Required task
Your task is to retype each line of the data below exactly.

Rows
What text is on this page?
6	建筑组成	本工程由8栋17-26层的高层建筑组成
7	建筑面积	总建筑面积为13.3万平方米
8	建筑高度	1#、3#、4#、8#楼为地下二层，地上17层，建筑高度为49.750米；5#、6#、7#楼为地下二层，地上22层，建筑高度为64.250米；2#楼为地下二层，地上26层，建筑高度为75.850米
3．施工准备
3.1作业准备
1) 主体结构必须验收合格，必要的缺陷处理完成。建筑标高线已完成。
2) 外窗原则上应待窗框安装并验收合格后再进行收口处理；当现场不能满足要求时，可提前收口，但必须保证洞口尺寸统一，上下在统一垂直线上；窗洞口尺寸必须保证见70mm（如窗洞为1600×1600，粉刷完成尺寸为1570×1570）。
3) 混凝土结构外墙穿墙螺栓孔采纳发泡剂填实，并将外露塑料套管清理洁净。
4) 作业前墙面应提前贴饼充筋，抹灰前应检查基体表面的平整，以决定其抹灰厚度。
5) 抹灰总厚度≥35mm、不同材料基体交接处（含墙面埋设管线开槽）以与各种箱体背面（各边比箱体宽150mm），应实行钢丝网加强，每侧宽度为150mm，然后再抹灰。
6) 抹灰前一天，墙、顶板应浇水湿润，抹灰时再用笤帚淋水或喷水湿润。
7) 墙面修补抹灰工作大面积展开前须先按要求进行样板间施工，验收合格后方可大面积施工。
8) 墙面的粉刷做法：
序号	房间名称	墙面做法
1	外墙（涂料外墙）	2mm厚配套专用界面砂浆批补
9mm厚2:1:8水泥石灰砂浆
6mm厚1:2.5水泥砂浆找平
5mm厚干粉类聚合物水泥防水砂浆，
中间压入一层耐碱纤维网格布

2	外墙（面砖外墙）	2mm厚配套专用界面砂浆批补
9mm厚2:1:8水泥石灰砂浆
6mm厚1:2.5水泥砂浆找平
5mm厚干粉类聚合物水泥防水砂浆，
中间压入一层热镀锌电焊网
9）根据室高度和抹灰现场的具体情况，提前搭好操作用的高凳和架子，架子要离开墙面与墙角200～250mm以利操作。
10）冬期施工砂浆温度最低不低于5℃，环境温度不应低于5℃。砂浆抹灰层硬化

Answer to the exercise
What text is on this page?
6	建筑组成	本工程由8栋17-26层的高层建筑组成
7	建筑面积	总建筑面积为13.3万平方米
8	建筑高度	1#、3#、4#、8#楼为地下二层，地上17层，建筑高度为49.750米；5#、6#、7#楼为地下二层，地上22层，建筑高度为64.250米；2#楼为地下二层，地上26层，建筑高度为75.850米
3．施工准备
3.1作业准备
1) 主体结构必须验收合格，必要的缺陷处理完成。建筑标高线已完成。
2) 外窗原则上应待窗框安装并验收合格后再进行收口处理；当现场不能满足要求时，可提前收口，但必须保证洞口尺寸统一，上下在统一垂直线上；窗洞口尺寸必须保证见70mm（如窗洞为1600×1600，粉刷完成尺寸为1570×1570）。
3) 混凝土结构外墙穿墙螺栓孔采纳发泡剂填实，并将外露塑料套管清理洁净。
4) 作业前墙面应提前贴饼充筋，抹灰前应检查基体表面的平整，以决定其抹灰厚度。
5) 抹灰总厚度≥35mm、不同材料基体交接处（含墙面埋设管线开槽）以与各种箱体背面（各边比箱体宽150mm），应实行钢丝网加强，每侧宽度为150mm，然后再抹灰。
6) 抹灰前一天，墙、顶板应浇水湿润，抹灰时再用笤帚淋水或喷水湿润。
7) 墙面修补抹灰工作大面积展开前须先按要求进行样板间施工，验收合格后方可大面积施工。
8) 墙面的粉刷做法：
序号	房间名称	墙面做法
1	外墙（涂料外墙）	2mm厚配套专用界面砂浆批补
9mm厚2:1:8水泥石灰砂浆
6mm厚1:2.5水泥砂浆找平
5mm厚干粉类聚合物水泥防水砂浆，
中间压入一层耐碱纤维网格布

2	外墙（面砖外墙）	2mm厚配套专用界面砂浆批补
9mm厚2:1:8水泥石灰砂浆
6mm厚1:2.5水泥砂浆找平
5mm厚干粉类聚合物水泥防水砂浆，
中间压入一层热镀锌电焊网
9）根据室高度和抹灰现场的具体情况，提前搭好操作用的高凳和架子，架子要离开墙面与墙角200～250mm以利操作。
10）冬期施工砂浆温度最低不低于5℃，环境温度不应低于5℃。砂浆抹灰层硬化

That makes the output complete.